Rewrite the data from the line with "x-axis-title: Años <box>361 431 414 457</box>" to the line with "y-tick-label: 250 <box>74 124 110 150</box>", changing "point" to "marker" and leaving everything else as it is.

### Available records:
•••••

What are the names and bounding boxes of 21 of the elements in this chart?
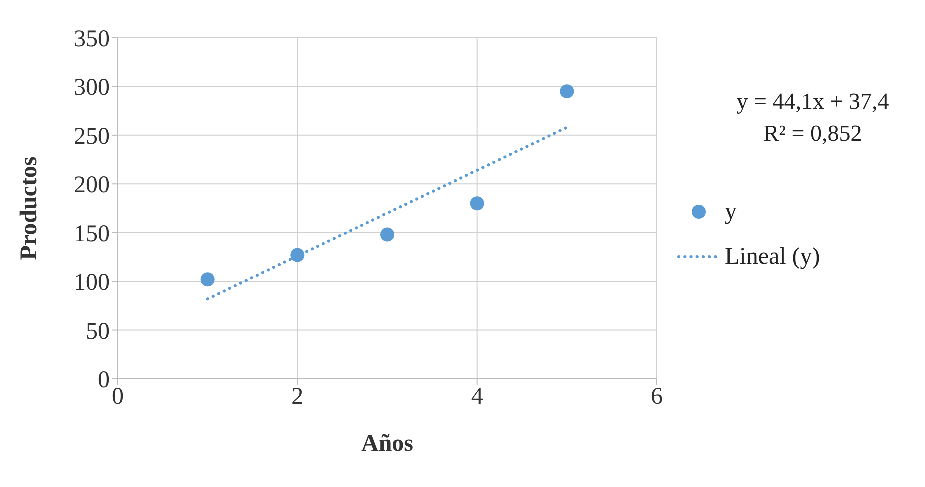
x-axis-title: Años <box>361 431 414 457</box>
legend-label: Lineal (y) <box>725 244 820 270</box>
legend-label: y <box>725 198 737 226</box>
y-tick-label: 50 <box>86 318 110 345</box>
y-tick-label: 200 <box>74 172 110 199</box>
point <box>290 248 305 262</box>
x-tick-label: 2 <box>292 384 304 410</box>
x-tick-label: 4 <box>471 384 484 410</box>
y-tick-label: 300 <box>74 75 110 102</box>
point <box>470 196 484 211</box>
y-tick-label: 250 <box>74 124 110 150</box>
y-tick-label: 100 <box>74 270 110 296</box>
x-tick-label: 6 <box>651 384 663 410</box>
point <box>200 272 215 287</box>
y-axis-title: Productos <box>16 156 43 260</box>
point <box>380 228 394 242</box>
y-tick-label: 350 <box>74 26 110 53</box>
y-tick-label: 0 <box>98 368 110 394</box>
text: y = 44,1x + 37,4 R² = 0,852 <box>736 88 890 148</box>
y-tick-label: 150 <box>74 221 110 248</box>
point <box>560 84 574 99</box>
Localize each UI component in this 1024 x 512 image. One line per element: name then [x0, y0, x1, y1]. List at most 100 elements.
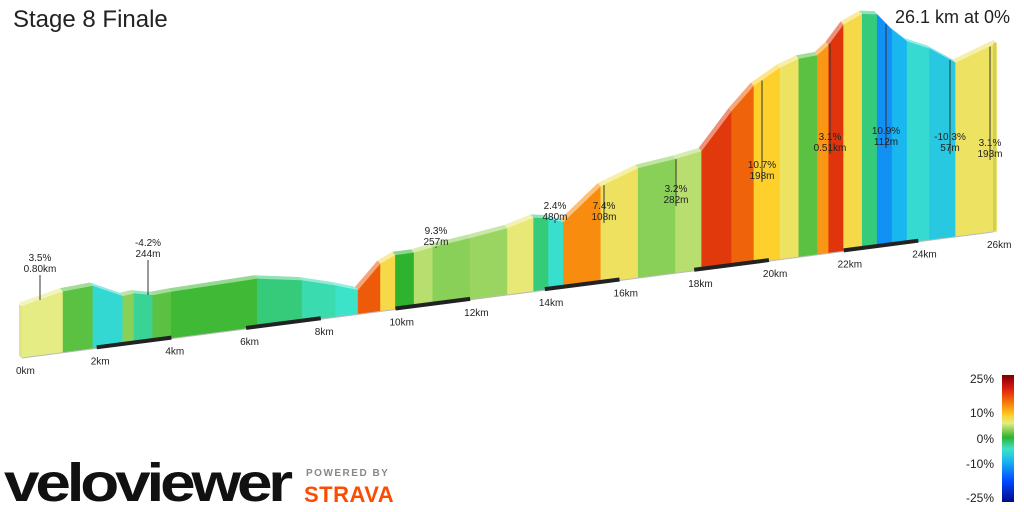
km-axis-band — [395, 296, 471, 311]
gradient-segment — [92, 285, 124, 350]
annotation-length: 244m — [135, 249, 160, 260]
logo-text: veloviewer — [4, 455, 293, 511]
segment-top — [332, 282, 359, 291]
segment-top — [750, 64, 781, 87]
segment-top — [530, 214, 549, 219]
km-axis-band — [245, 316, 322, 330]
annotation-grade: 3.1% — [819, 132, 842, 143]
route-summary: 26.1 km at 0% — [894, 7, 1010, 27]
segment-top — [728, 82, 754, 112]
gradient-legend: 25% 10% 0% -10% -25% — [950, 372, 1020, 508]
annotation-length: 108m — [591, 212, 616, 223]
gradient-segment — [843, 13, 863, 252]
gradient-colorbar — [1002, 375, 1014, 502]
annotation-grade: 3.5% — [29, 253, 52, 264]
segment-top — [119, 290, 135, 297]
annotation-length: 0.80km — [24, 264, 57, 275]
gradient-segment — [507, 217, 534, 296]
segment-top — [560, 183, 601, 223]
gradient-segment — [133, 293, 154, 344]
segment-top — [355, 260, 381, 291]
annotation-grade: 2.4% — [544, 201, 567, 212]
veloviewer-logo: veloviewer — [4, 455, 294, 511]
profile-start-cap — [19, 304, 22, 358]
annotation-length: 480m — [542, 212, 567, 223]
segment-top — [19, 288, 64, 307]
segment-top — [504, 214, 534, 229]
gradient-segment — [380, 254, 396, 312]
x-tick-label: 18km — [688, 279, 712, 290]
annotation-grade: 9.3% — [425, 226, 448, 237]
annotation-grade: 10.9% — [872, 126, 900, 137]
annotation-length: 112m — [874, 137, 898, 148]
segment-top — [411, 243, 433, 253]
segment-top — [60, 282, 93, 292]
segment-top — [874, 11, 893, 31]
segment-top — [814, 41, 829, 56]
km-axis-band — [544, 277, 620, 292]
segment-top — [889, 26, 908, 42]
segment-top — [299, 277, 336, 286]
x-tick-label: 24km — [912, 250, 936, 261]
profile-end-cap — [993, 41, 996, 232]
page-title: Stage 8 Finale — [13, 6, 168, 33]
gradient-segment — [779, 58, 800, 260]
x-tick-label: 6km — [240, 337, 259, 348]
annotation-grade: 7.4% — [593, 201, 616, 212]
segment-top — [777, 55, 799, 68]
x-tick-label: 2km — [91, 356, 110, 367]
annotation-grade: 10.7% — [748, 160, 776, 171]
segment-top — [89, 282, 123, 297]
segment-top — [952, 43, 990, 64]
annotation-length: 193m — [977, 149, 1002, 160]
strava-logo: STRAVA — [304, 482, 395, 507]
annotation-length: 198m — [749, 171, 774, 182]
segment-top — [131, 290, 153, 296]
x-tick-label: 8km — [315, 327, 334, 338]
gradient-segment — [301, 280, 337, 322]
x-tick-label: 14km — [539, 298, 563, 309]
gradient-segment — [395, 252, 415, 310]
segment-top — [698, 108, 732, 152]
segment-top — [467, 224, 508, 239]
gradient-segment — [533, 217, 549, 292]
baseline — [21, 231, 994, 359]
segment-top — [597, 164, 639, 187]
x-tick-label: 26km — [987, 240, 1011, 251]
km-axis-band — [96, 335, 172, 350]
gradient-segment — [469, 228, 508, 301]
gradient-segment — [701, 110, 732, 271]
segment-top — [904, 38, 930, 49]
segment-top — [635, 155, 676, 169]
x-tick-label: 16km — [614, 288, 638, 299]
x-tick-label: 10km — [389, 318, 413, 329]
legend-tick-label: -10% — [965, 456, 994, 471]
annotation-grade: -10.3% — [934, 132, 966, 143]
segment-top — [545, 214, 564, 223]
segment-top — [254, 275, 303, 281]
segment-top — [795, 51, 818, 60]
segment-top — [149, 288, 172, 296]
annotation-grade: 3.2% — [665, 184, 688, 195]
gradient-segment — [122, 293, 135, 346]
km-axis-band — [843, 238, 919, 253]
gradient-segment — [637, 158, 676, 279]
elevation-profile-chart: 0km 2km 4km 6km 8km 10km 12km 14km 16km 18km 20km 2… — [16, 10, 1011, 377]
x-tick-label: 20km — [763, 269, 787, 280]
annotation-grade: -4.2% — [135, 238, 161, 249]
segment-top — [429, 234, 471, 248]
annotation-grade: 3.1% — [979, 138, 1002, 149]
annotation-length: 282m — [663, 195, 688, 206]
x-tick-label: 4km — [165, 347, 184, 358]
annotation-length: 57m — [940, 143, 959, 154]
x-tick-label: 22km — [838, 259, 862, 270]
legend-tick-label: -25% — [965, 491, 994, 505]
legend-tick-label: 10% — [969, 406, 994, 421]
gradient-segment — [798, 55, 818, 258]
gradient-segment — [152, 291, 172, 342]
gradient-segment — [413, 246, 434, 308]
gradient-segment — [432, 237, 471, 306]
gradient-segment — [335, 285, 359, 318]
annotation-length: 0.51km — [814, 143, 847, 154]
gradient-segment — [906, 41, 930, 244]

•••••

### Complete answer:
x-axis-title: Años <box>361 431 414 457</box>
legend-label: Lineal (y) <box>725 244 820 270</box>
legend-label: y <box>725 198 737 226</box>
y-tick-label: 50 <box>86 318 110 345</box>
y-tick-label: 200 <box>74 172 110 199</box>
marker <box>290 248 305 262</box>
x-tick-label: 2 <box>292 384 304 410</box>
x-tick-label: 4 <box>471 384 484 410</box>
y-tick-label: 300 <box>74 75 110 102</box>
marker <box>470 196 484 211</box>
y-tick-label: 250 <box>74 124 110 150</box>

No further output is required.